Exercise task>
Copy these lines exactly, beginning at the line that contains "addins-label-wrap: アドイン ▾: [50, 10, 87, 21]" and stopping after the line that contains "select-dropdown-icon: ▾: [117, 13, 121, 20]", both included.

Extracted data>

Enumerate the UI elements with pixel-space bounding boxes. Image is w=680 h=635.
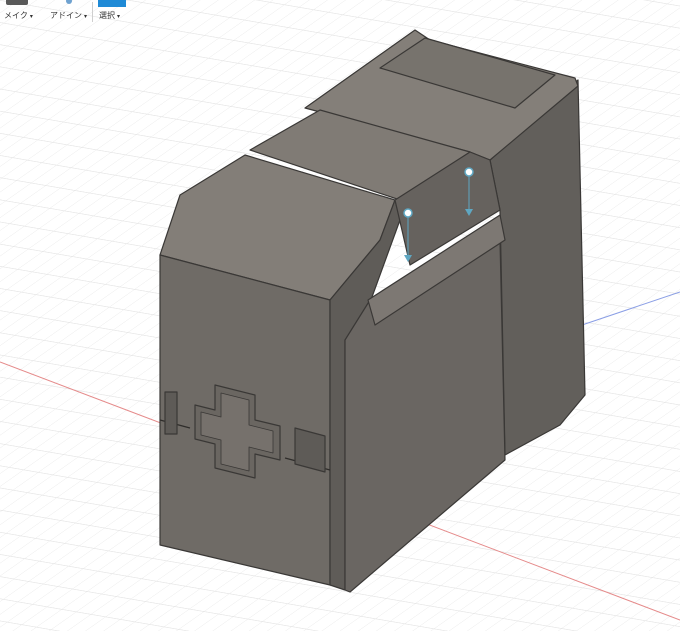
addins-label-wrap: アドイン ▾: [50, 10, 87, 21]
select-button[interactable]: 選択 ▾: [96, 0, 132, 24]
make-dropdown-icon: ▾: [29, 13, 33, 20]
addins-icon: [66, 0, 72, 4]
canvas-svg[interactable]: [0, 0, 680, 631]
addins-label: アドイン: [50, 11, 82, 20]
joint-origin-icon-1[interactable]: [403, 208, 413, 218]
toolbar-divider: [92, 2, 93, 22]
select-dropdown-icon: ▾: [117, 13, 121, 20]
latch-slot-left: [164, 391, 178, 435]
select-label-wrap: 選択 ▾: [99, 10, 120, 21]
select-icon: [98, 0, 126, 7]
addins-button[interactable]: アドイン ▾: [46, 0, 90, 24]
make-label-wrap: メイク ▾: [4, 10, 33, 21]
select-label: 選択: [99, 11, 115, 20]
toolbar: メイク ▾ アドイン ▾ 選択 ▾: [0, 0, 140, 24]
make-icon: [6, 0, 28, 5]
joint-origin-icon-2[interactable]: [464, 167, 474, 177]
addins-dropdown-icon: ▾: [84, 13, 88, 20]
make-label: メイク: [4, 11, 28, 20]
latch-slot-right: [294, 427, 326, 473]
3d-viewport[interactable]: [0, 0, 680, 631]
make-button[interactable]: メイク ▾: [0, 0, 40, 24]
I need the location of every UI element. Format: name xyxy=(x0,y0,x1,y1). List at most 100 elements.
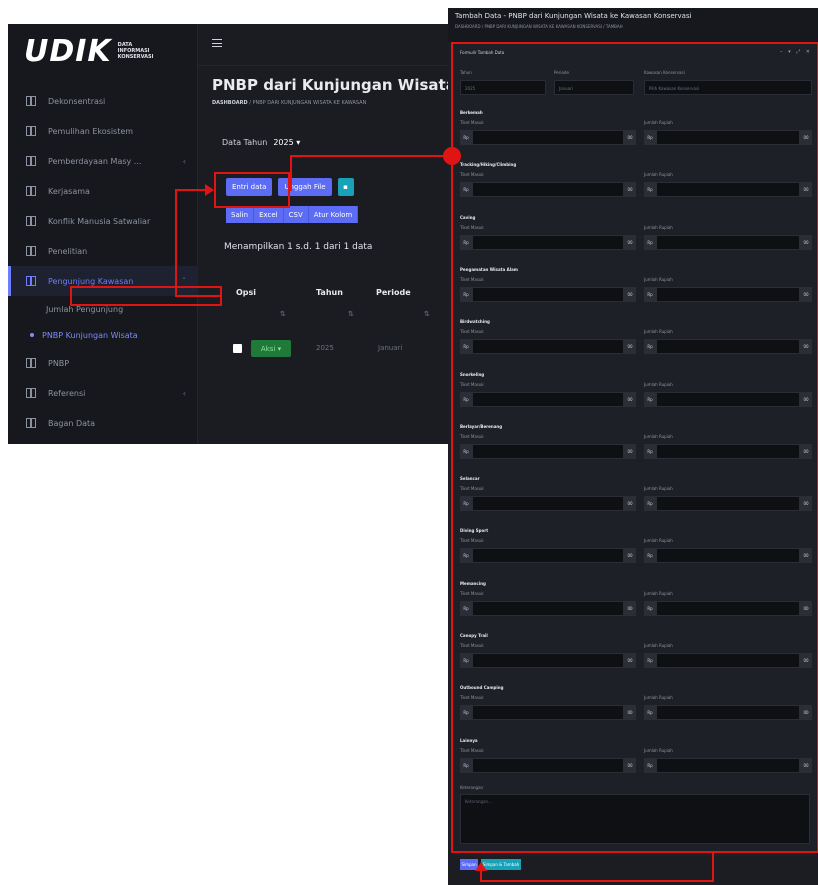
sidebar-item-pnbp[interactable]: PNBP xyxy=(8,348,198,378)
csv-button[interactable]: CSV xyxy=(283,206,309,223)
rupiah-input-group[interactable]: Rp 00 xyxy=(644,653,812,668)
tiket-input-group[interactable]: Rp 00 xyxy=(460,130,636,145)
currency-prefix: Rp xyxy=(460,287,472,302)
table-icon xyxy=(26,96,36,106)
modal-breadcrumb: DASHBOARD / PNBP DARI KUNJUNGAN WISATA K… xyxy=(455,24,623,29)
amount-input[interactable] xyxy=(472,705,624,720)
sidebar-item-bagan-data[interactable]: Bagan Data xyxy=(8,408,198,438)
sidebar-subitem-label: Jumlah Pengunjung xyxy=(46,304,124,314)
rupiah-input-group[interactable]: Rp 00 xyxy=(644,601,812,616)
rupiah-input-group[interactable]: Rp 00 xyxy=(644,496,812,511)
amount-input[interactable] xyxy=(656,392,800,407)
hamburger-menu-icon[interactable] xyxy=(212,39,222,47)
rupiah-input-group[interactable]: Rp 00 xyxy=(644,235,812,250)
tiket-input-group[interactable]: Rp 00 xyxy=(460,235,636,250)
top-field-input[interactable]: Januari xyxy=(554,80,634,95)
sidebar-item-konflik[interactable]: Konflik Manusia Satwaliar xyxy=(8,206,198,236)
amount-input[interactable] xyxy=(656,287,800,302)
card-tools-icons[interactable]: – ▾ ⤢ ✕ xyxy=(780,49,812,55)
amount-input[interactable] xyxy=(656,130,800,145)
column-visibility-button[interactable]: Atur Kolom xyxy=(308,206,359,223)
amount-input[interactable] xyxy=(472,653,624,668)
amount-input[interactable] xyxy=(472,601,624,616)
sidebar-item-dekonsentrasi[interactable]: Dekonsentrasi xyxy=(8,86,198,116)
copy-button[interactable]: Salin xyxy=(226,206,255,223)
column-header-opsi[interactable]: Opsi xyxy=(236,288,256,297)
document-icon[interactable]: ▪ xyxy=(337,178,354,196)
tiket-input-group[interactable]: Rp 00 xyxy=(460,601,636,616)
sidebar-item-pengunjung[interactable]: Pengunjung Kawasan ˇ xyxy=(8,266,198,296)
top-field-input[interactable]: 2025 xyxy=(460,80,546,95)
rupiah-input-group[interactable]: Rp 00 xyxy=(644,444,812,459)
section-title: Canopy Trail xyxy=(460,633,488,638)
rupiah-input-group[interactable]: Rp 00 xyxy=(644,758,812,773)
tiket-input-group[interactable]: Rp 00 xyxy=(460,444,636,459)
amount-input[interactable] xyxy=(472,496,624,511)
sort-icon[interactable]: ⇅ xyxy=(280,310,286,318)
sort-icon[interactable]: ⇅ xyxy=(424,310,430,318)
tiket-input-group[interactable]: Rp 00 xyxy=(460,758,636,773)
row-action-dropdown[interactable]: Aksi ▾ xyxy=(251,340,291,357)
udik-logo[interactable]: UDIK DATA INFORMASI KONSERVASI xyxy=(24,34,154,69)
breadcrumb-home[interactable]: DASHBOARD xyxy=(212,100,248,106)
tiket-label: Tiket Masuk xyxy=(460,225,484,230)
amount-input[interactable] xyxy=(472,339,624,354)
amount-input[interactable] xyxy=(472,182,624,197)
sidebar-item-penelitian[interactable]: Penelitian xyxy=(8,236,198,266)
amount-input[interactable] xyxy=(472,758,624,773)
year-select[interactable]: 2025 ▾ xyxy=(273,138,300,147)
sidebar-item-kerjasama[interactable]: Kerjasama xyxy=(8,176,198,206)
top-field-label: Periode xyxy=(554,70,569,75)
amount-input[interactable] xyxy=(656,339,800,354)
rupiah-input-group[interactable]: Rp 00 xyxy=(644,130,812,145)
tiket-input-group[interactable]: Rp 00 xyxy=(460,287,636,302)
notes-textarea[interactable]: Keterangan... xyxy=(460,794,810,844)
sidebar-subitem-pnbp-kunjungan[interactable]: PNBP Kunjungan Wisata xyxy=(8,322,198,348)
column-header-periode[interactable]: Periode xyxy=(376,288,411,297)
tiket-input-group[interactable]: Rp 00 xyxy=(460,339,636,354)
tiket-input-group[interactable]: Rp 00 xyxy=(460,182,636,197)
tiket-input-group[interactable]: Rp 00 xyxy=(460,496,636,511)
tiket-input-group[interactable]: Rp 00 xyxy=(460,548,636,563)
save-button[interactable]: Simpan xyxy=(460,859,478,870)
upload-file-button[interactable]: Unggah File xyxy=(278,178,332,196)
rupiah-input-group[interactable]: Rp 00 xyxy=(644,392,812,407)
column-header-tahun[interactable]: Tahun xyxy=(316,288,343,297)
sidebar-item-pemberdayaan[interactable]: Pemberdayaan Masy ... ‹ xyxy=(8,146,198,176)
tiket-input-group[interactable]: Rp 00 xyxy=(460,653,636,668)
excel-button[interactable]: Excel xyxy=(254,206,284,223)
amount-input[interactable] xyxy=(472,444,624,459)
sidebar-item-referensi[interactable]: Referensi ‹ xyxy=(8,378,198,408)
rupiah-input-group[interactable]: Rp 00 xyxy=(644,287,812,302)
rupiah-input-group[interactable]: Rp 00 xyxy=(644,705,812,720)
currency-prefix: Rp xyxy=(644,235,656,250)
amount-input[interactable] xyxy=(472,548,624,563)
amount-input[interactable] xyxy=(656,496,800,511)
amount-input[interactable] xyxy=(472,392,624,407)
top-field-input[interactable]: Pilih Kawasan Konservasi xyxy=(644,80,812,95)
sidebar-subitem-jumlah-pengunjung[interactable]: Jumlah Pengunjung xyxy=(8,296,198,322)
amount-input[interactable] xyxy=(472,235,624,250)
tiket-input-group[interactable]: Rp 00 xyxy=(460,392,636,407)
amount-input[interactable] xyxy=(472,130,624,145)
amount-input[interactable] xyxy=(656,601,800,616)
rupiah-input-group[interactable]: Rp 00 xyxy=(644,182,812,197)
sidebar-item-pemulihan[interactable]: Pemulihan Ekosistem xyxy=(8,116,198,146)
amount-input[interactable] xyxy=(656,548,800,563)
amount-input[interactable] xyxy=(656,182,800,197)
amount-input[interactable] xyxy=(656,653,800,668)
sidebar-item-label: Pemberdayaan Masy ... xyxy=(48,156,142,166)
save-and-new-button[interactable]: Simpan & Tambah xyxy=(481,859,521,870)
rupiah-input-group[interactable]: Rp 00 xyxy=(644,548,812,563)
row-checkbox[interactable] xyxy=(233,344,242,353)
add-data-button[interactable]: Entri data xyxy=(226,178,273,196)
amount-input[interactable] xyxy=(656,444,800,459)
amount-input[interactable] xyxy=(656,705,800,720)
amount-input[interactable] xyxy=(656,235,800,250)
section-title: Snorkeling xyxy=(460,372,485,377)
amount-input[interactable] xyxy=(656,758,800,773)
sort-icon[interactable]: ⇅ xyxy=(348,310,354,318)
amount-input[interactable] xyxy=(472,287,624,302)
rupiah-input-group[interactable]: Rp 00 xyxy=(644,339,812,354)
tiket-input-group[interactable]: Rp 00 xyxy=(460,705,636,720)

Exercise answer>
addins-label-wrap: アドイン ▾: [50, 10, 87, 21]
select-button[interactable]: 選択 ▾: [96, 0, 132, 24]
make-dropdown-icon: ▾: [29, 13, 33, 20]
addins-icon: [66, 0, 72, 4]
canvas-svg[interactable]: [0, 0, 680, 631]
addins-label: アドイン: [50, 11, 82, 20]
joint-origin-icon-1[interactable]: [403, 208, 413, 218]
toolbar-divider: [92, 2, 93, 22]
select-dropdown-icon: ▾: [117, 13, 121, 20]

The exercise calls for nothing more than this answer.